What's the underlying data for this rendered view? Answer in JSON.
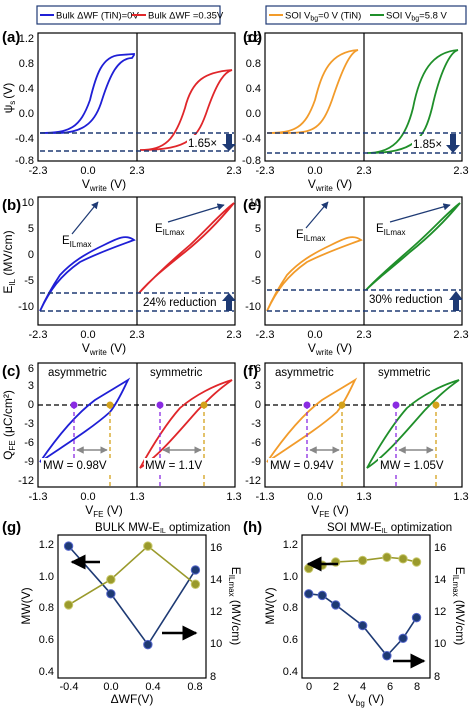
{
  "colors": {
    "blue": "#1f1fd6",
    "red": "#e0262a",
    "orange": "#f29b2a",
    "green": "#1f8f2a",
    "navy": "#1e3a74",
    "olive": "#9a9a2c",
    "purple": "#8a2be2",
    "gold": "#d4a21b",
    "dark": "#152a6a",
    "title_red": "#c8161d",
    "sym_green": "#3a8a2a",
    "asym_gold": "#a8860f"
  },
  "legend_left": [
    "Bulk ΔWF (TiN)=0V",
    "Bulk ΔWF =0.35V"
  ],
  "legend_right": {
    "a_pre": "SOI V",
    "a_sub": "bg",
    "a_post": "=0 V (TiN)",
    "b_pre": "SOI V",
    "b_sub": "bg",
    "b_post": "=5.8 V"
  },
  "panels": {
    "a": "(a)",
    "b": "(b)",
    "c": "(c)",
    "d": "(d)",
    "e": "(e)",
    "f": "(f)",
    "g": "(g)",
    "h": "(h)"
  },
  "labels": {
    "psi_main": "ψ",
    "psi_sub": "s",
    "psi_unit": "(V)",
    "vwrite_main": "V",
    "vwrite_sub": "write",
    "vwrite_unit": " (V)",
    "eil_main": "E",
    "eil_sub": "IL",
    "eil_unit": " (MV/cm)",
    "eilmax_main": "E",
    "eilmax_sub": "ILmax",
    "qfe_main": "Q",
    "qfe_sub": "FE",
    "qfe_unit": " (μC/cm²)",
    "vfe_main": "V",
    "vfe_sub": "FE",
    "vfe_unit": " (V)",
    "mw": "MW(V)",
    "eilmax_unit": " (MV/cm)",
    "dwf": "ΔWF(V)",
    "vbg_main": "V",
    "vbg_sub": "bg",
    "vbg_unit": " (V)",
    "asym": "asymmetric",
    "sym": "symmetric",
    "title_g_pre": "BULK MW-E",
    "title_g_sub": "IL",
    "title_g_post": " optimization",
    "title_h_pre": "SOI MW-E",
    "title_h_sub": "IL",
    "title_h_post": " optimization"
  },
  "annotations": {
    "a_ratio": "1.65×",
    "d_ratio": "1.85×",
    "b_red": "24% reduction",
    "e_red": "30% reduction",
    "mw_c1": "MW = 0.98V",
    "mw_c2": "MW = 1.1V",
    "mw_f1": "MW = 0.94V",
    "mw_f2": "MW = 1.05V"
  },
  "axes": {
    "psi_ticks": [
      "1.2",
      "0.8",
      "0.4",
      "0.0",
      "-0.4",
      "-0.8"
    ],
    "vw_ticks": [
      "-2.3",
      "0.0",
      "2.3",
      "2.3"
    ],
    "eil_ticks": [
      "10",
      "5",
      "0",
      "-5",
      "-10"
    ],
    "q_ticks": [
      "6",
      "3",
      "0",
      "-3",
      "-6",
      "-9",
      "-12"
    ],
    "vfe_ticks": [
      "-1.3",
      "0.0",
      "1.3",
      "1.3"
    ],
    "mw_ticks": [
      "1.2",
      "1.0",
      "0.8",
      "0.6",
      "0.4"
    ],
    "e_ticks": [
      "16",
      "14",
      "12",
      "10",
      "8"
    ],
    "dwf_ticks": [
      "-0.4",
      "0.0",
      "0.4",
      "0.8"
    ],
    "vbg_ticks": [
      "0",
      "2",
      "4",
      "6",
      "8"
    ]
  },
  "chart_data": [
    {
      "type": "line",
      "panel": "(a)",
      "xlabel": "Vwrite (V)",
      "ylabel": "ψs (V)",
      "ylim": [
        -0.8,
        1.2
      ],
      "series": [
        {
          "name": "Bulk ΔWF (TiN)=0V",
          "min": -0.4,
          "max": 0.92
        },
        {
          "name": "Bulk ΔWF =0.35V",
          "min": -0.66,
          "max": 0.68
        }
      ],
      "ratio_label": "1.65×"
    },
    {
      "type": "line",
      "panel": "(b)",
      "xlabel": "Vwrite (V)",
      "ylabel": "EIL (MV/cm)",
      "ylim": [
        -13,
        11
      ],
      "series": [
        {
          "name": "Bulk ΔWF (TiN)=0V",
          "min": -13,
          "max": 6.5
        },
        {
          "name": "Bulk ΔWF =0.35V",
          "min": -9.5,
          "max": 10
        }
      ],
      "annotation": "24% reduction"
    },
    {
      "type": "line",
      "panel": "(c)",
      "xlabel": "VFE (V)",
      "ylabel": "QFE (μC/cm²)",
      "ylim": [
        -12,
        6
      ],
      "series": [
        {
          "name": "asymmetric",
          "coercive": [
            -0.32,
            0.66
          ],
          "MW": 0.98
        },
        {
          "name": "symmetric",
          "coercive": [
            -0.55,
            0.55
          ],
          "MW": 1.1
        }
      ]
    },
    {
      "type": "line",
      "panel": "(d)",
      "xlabel": "Vwrite (V)",
      "ylabel": "ψs (V)",
      "ylim": [
        -0.8,
        1.2
      ],
      "series": [
        {
          "name": "SOI Vbg=0 V (TiN)",
          "min": -0.4,
          "max": 0.9
        },
        {
          "name": "SOI Vbg=5.8 V",
          "min": -0.74,
          "max": 0.9
        }
      ],
      "ratio_label": "1.85×"
    },
    {
      "type": "line",
      "panel": "(e)",
      "xlabel": "Vwrite (V)",
      "ylabel": "EIL (MV/cm)",
      "ylim": [
        -13,
        11
      ],
      "series": [
        {
          "name": "SOI Vbg=0 V (TiN)",
          "min": -13,
          "max": 6.5
        },
        {
          "name": "SOI Vbg=5.8 V",
          "min": -9,
          "max": 10
        }
      ],
      "annotation": "30% reduction"
    },
    {
      "type": "line",
      "panel": "(f)",
      "xlabel": "VFE (V)",
      "ylabel": "QFE (μC/cm²)",
      "ylim": [
        -12,
        6
      ],
      "series": [
        {
          "name": "asymmetric",
          "coercive": [
            -0.3,
            0.64
          ],
          "MW": 0.94
        },
        {
          "name": "symmetric",
          "coercive": [
            -0.52,
            0.53
          ],
          "MW": 1.05
        }
      ]
    },
    {
      "type": "line",
      "panel": "(g)",
      "title": "BULK MW-EIL optimization",
      "xlabel": "ΔWF(V)",
      "ylabel": "MW(V)",
      "y2label": "EILmax (MV/cm)",
      "x": [
        -0.4,
        0.0,
        0.35,
        0.8
      ],
      "xlim": [
        -0.5,
        0.9
      ],
      "ylim": [
        0.3,
        1.2
      ],
      "y2lim": [
        8,
        17
      ],
      "series": [
        {
          "axis": "left",
          "values": [
            1.13,
            0.83,
            0.51,
            0.98
          ]
        },
        {
          "axis": "right",
          "values": [
            12.6,
            14.2,
            16.3,
            13.9
          ]
        }
      ]
    },
    {
      "type": "line",
      "panel": "(h)",
      "title": "SOI MW-EIL optimization",
      "xlabel": "Vbg (V)",
      "ylabel": "MW(V)",
      "y2label": "EILmax (MV/cm)",
      "x": [
        0,
        1,
        2,
        4,
        5.8,
        7,
        8
      ],
      "xlim": [
        -0.5,
        9
      ],
      "ylim": [
        0.3,
        1.2
      ],
      "y2lim": [
        8,
        17
      ],
      "series": [
        {
          "axis": "left",
          "values": [
            0.83,
            0.82,
            0.76,
            0.63,
            0.44,
            0.55,
            0.68
          ]
        },
        {
          "axis": "right",
          "values": [
            14.9,
            15.1,
            15.3,
            15.4,
            15.6,
            15.5,
            15.3
          ]
        }
      ]
    }
  ]
}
____________________
> **WRITTEN REQUEST**: Output the lines above in full and exactly as given, omitting any pictures.

> **EXERCISE OUTPUT**:
What's the underlying data for this rendered view? Answer in JSON.
{
  "colors": {
    "blue": "#1f1fd6",
    "red": "#e0262a",
    "orange": "#f29b2a",
    "green": "#1f8f2a",
    "navy": "#1e3a74",
    "olive": "#9a9a2c",
    "purple": "#8a2be2",
    "gold": "#d4a21b",
    "dark": "#152a6a",
    "title_red": "#c8161d",
    "sym_green": "#3a8a2a",
    "asym_gold": "#a8860f"
  },
  "legend_left": [
    "Bulk ΔWF (TiN)=0V",
    "Bulk ΔWF =0.35V"
  ],
  "legend_right": {
    "a_pre": "SOI V",
    "a_sub": "bg",
    "a_post": "=0 V (TiN)",
    "b_pre": "SOI V",
    "b_sub": "bg",
    "b_post": "=5.8 V"
  },
  "panels": {
    "a": "(a)",
    "b": "(b)",
    "c": "(c)",
    "d": "(d)",
    "e": "(e)",
    "f": "(f)",
    "g": "(g)",
    "h": "(h)"
  },
  "labels": {
    "psi_main": "ψ",
    "psi_sub": "s",
    "psi_unit": "(V)",
    "vwrite_main": "V",
    "vwrite_sub": "write",
    "vwrite_unit": " (V)",
    "eil_main": "E",
    "eil_sub": "IL",
    "eil_unit": " (MV/cm)",
    "eilmax_main": "E",
    "eilmax_sub": "ILmax",
    "qfe_main": "Q",
    "qfe_sub": "FE",
    "qfe_unit": " (μC/cm²)",
    "vfe_main": "V",
    "vfe_sub": "FE",
    "vfe_unit": " (V)",
    "mw": "MW(V)",
    "eilmax_unit": " (MV/cm)",
    "dwf": "ΔWF(V)",
    "vbg_main": "V",
    "vbg_sub": "bg",
    "vbg_unit": " (V)",
    "asym": "asymmetric",
    "sym": "symmetric",
    "title_g_pre": "BULK MW-E",
    "title_g_sub": "IL",
    "title_g_post": " optimization",
    "title_h_pre": "SOI MW-E",
    "title_h_sub": "IL",
    "title_h_post": " optimization"
  },
  "annotations": {
    "a_ratio": "1.65×",
    "d_ratio": "1.85×",
    "b_red": "24% reduction",
    "e_red": "30% reduction",
    "mw_c1": "MW = 0.98V",
    "mw_c2": "MW = 1.1V",
    "mw_f1": "MW = 0.94V",
    "mw_f2": "MW = 1.05V"
  },
  "axes": {
    "psi_ticks": [
      "1.2",
      "0.8",
      "0.4",
      "0.0",
      "-0.4",
      "-0.8"
    ],
    "vw_ticks": [
      "-2.3",
      "0.0",
      "2.3",
      "2.3"
    ],
    "eil_ticks": [
      "10",
      "5",
      "0",
      "-5",
      "-10"
    ],
    "q_ticks": [
      "6",
      "3",
      "0",
      "-3",
      "-6",
      "-9",
      "-12"
    ],
    "vfe_ticks": [
      "-1.3",
      "0.0",
      "1.3",
      "1.3"
    ],
    "mw_ticks": [
      "1.2",
      "1.0",
      "0.8",
      "0.6",
      "0.4"
    ],
    "e_ticks": [
      "16",
      "14",
      "12",
      "10",
      "8"
    ],
    "dwf_ticks": [
      "-0.4",
      "0.0",
      "0.4",
      "0.8"
    ],
    "vbg_ticks": [
      "0",
      "2",
      "4",
      "6",
      "8"
    ]
  },
  "chart_data": [
    {
      "type": "line",
      "panel": "(a)",
      "xlabel": "Vwrite (V)",
      "ylabel": "ψs (V)",
      "ylim": [
        -0.8,
        1.2
      ],
      "series": [
        {
          "name": "Bulk ΔWF (TiN)=0V",
          "min": -0.4,
          "max": 0.92
        },
        {
          "name": "Bulk ΔWF =0.35V",
          "min": -0.66,
          "max": 0.68
        }
      ],
      "ratio_label": "1.65×"
    },
    {
      "type": "line",
      "panel": "(b)",
      "xlabel": "Vwrite (V)",
      "ylabel": "EIL (MV/cm)",
      "ylim": [
        -13,
        11
      ],
      "series": [
        {
          "name": "Bulk ΔWF (TiN)=0V",
          "min": -13,
          "max": 6.5
        },
        {
          "name": "Bulk ΔWF =0.35V",
          "min": -9.5,
          "max": 10
        }
      ],
      "annotation": "24% reduction"
    },
    {
      "type": "line",
      "panel": "(c)",
      "xlabel": "VFE (V)",
      "ylabel": "QFE (μC/cm²)",
      "ylim": [
        -12,
        6
      ],
      "series": [
        {
          "name": "asymmetric",
          "coercive": [
            -0.32,
            0.66
          ],
          "MW": 0.98
        },
        {
          "name": "symmetric",
          "coercive": [
            -0.55,
            0.55
          ],
          "MW": 1.1
        }
      ]
    },
    {
      "type": "line",
      "panel": "(d)",
      "xlabel": "Vwrite (V)",
      "ylabel": "ψs (V)",
      "ylim": [
        -0.8,
        1.2
      ],
      "series": [
        {
          "name": "SOI Vbg=0 V (TiN)",
          "min": -0.4,
          "max": 0.9
        },
        {
          "name": "SOI Vbg=5.8 V",
          "min": -0.74,
          "max": 0.9
        }
      ],
      "ratio_label": "1.85×"
    },
    {
      "type": "line",
      "panel": "(e)",
      "xlabel": "Vwrite (V)",
      "ylabel": "EIL (MV/cm)",
      "ylim": [
        -13,
        11
      ],
      "series": [
        {
          "name": "SOI Vbg=0 V (TiN)",
          "min": -13,
          "max": 6.5
        },
        {
          "name": "SOI Vbg=5.8 V",
          "min": -9,
          "max": 10
        }
      ],
      "annotation": "30% reduction"
    },
    {
      "type": "line",
      "panel": "(f)",
      "xlabel": "VFE (V)",
      "ylabel": "QFE (μC/cm²)",
      "ylim": [
        -12,
        6
      ],
      "series": [
        {
          "name": "asymmetric",
          "coercive": [
            -0.3,
            0.64
          ],
          "MW": 0.94
        },
        {
          "name": "symmetric",
          "coercive": [
            -0.52,
            0.53
          ],
          "MW": 1.05
        }
      ]
    },
    {
      "type": "line",
      "panel": "(g)",
      "title": "BULK MW-EIL optimization",
      "xlabel": "ΔWF(V)",
      "ylabel": "MW(V)",
      "y2label": "EILmax (MV/cm)",
      "x": [
        -0.4,
        0.0,
        0.35,
        0.8
      ],
      "xlim": [
        -0.5,
        0.9
      ],
      "ylim": [
        0.3,
        1.2
      ],
      "y2lim": [
        8,
        17
      ],
      "series": [
        {
          "axis": "left",
          "values": [
            1.13,
            0.83,
            0.51,
            0.98
          ]
        },
        {
          "axis": "right",
          "values": [
            12.6,
            14.2,
            16.3,
            13.9
          ]
        }
      ]
    },
    {
      "type": "line",
      "panel": "(h)",
      "title": "SOI MW-EIL optimization",
      "xlabel": "Vbg (V)",
      "ylabel": "MW(V)",
      "y2label": "EILmax (MV/cm)",
      "x": [
        0,
        1,
        2,
        4,
        5.8,
        7,
        8
      ],
      "xlim": [
        -0.5,
        9
      ],
      "ylim": [
        0.3,
        1.2
      ],
      "y2lim": [
        8,
        17
      ],
      "series": [
        {
          "axis": "left",
          "values": [
            0.83,
            0.82,
            0.76,
            0.63,
            0.44,
            0.55,
            0.68
          ]
        },
        {
          "axis": "right",
          "values": [
            14.9,
            15.1,
            15.3,
            15.4,
            15.6,
            15.5,
            15.3
          ]
        }
      ]
    }
  ]
}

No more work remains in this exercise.